### Instructions to follow
Copy each line of the material below that includes the string "text".

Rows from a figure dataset

★ ★ ★ ★

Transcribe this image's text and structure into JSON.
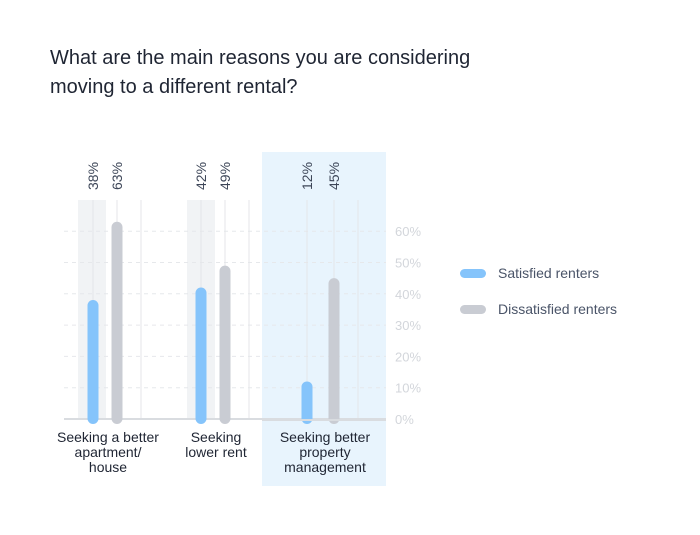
{
  "chart_data": {
    "type": "bar",
    "title": "What are the main reasons you are considering moving to a different rental?",
    "categories": [
      "Seeking a better apartment/ house",
      "Seeking lower rent",
      "Seeking better property management"
    ],
    "category_lines": [
      [
        "Seeking a better",
        "apartment/",
        "house"
      ],
      [
        "Seeking",
        "lower rent"
      ],
      [
        "Seeking better",
        "property",
        "management"
      ]
    ],
    "series": [
      {
        "name": "Satisfied renters",
        "values": [
          38,
          42,
          12
        ],
        "labels": [
          "38%",
          "42%",
          "12%"
        ],
        "color": "#85c4fb"
      },
      {
        "name": "Dissatisfied renters",
        "values": [
          63,
          49,
          45
        ],
        "labels": [
          "63%",
          "49%",
          "45%"
        ],
        "color": "#c9ccd3"
      }
    ],
    "yticks": [
      "0%",
      "10%",
      "20%",
      "30%",
      "40%",
      "50%",
      "60%"
    ],
    "ylim": [
      0,
      60
    ],
    "highlighted_category": 2,
    "grid": true,
    "legend_position": "right",
    "colors": {
      "highlight": "#e8f4fd",
      "shade": "#f1f3f5",
      "text": "#1f2533",
      "tick": "#d3d6db"
    }
  }
}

★ ★ ★ ★

### Worked solution
Transcribe this image's text and structure into JSON.
      "text": "#1f2533",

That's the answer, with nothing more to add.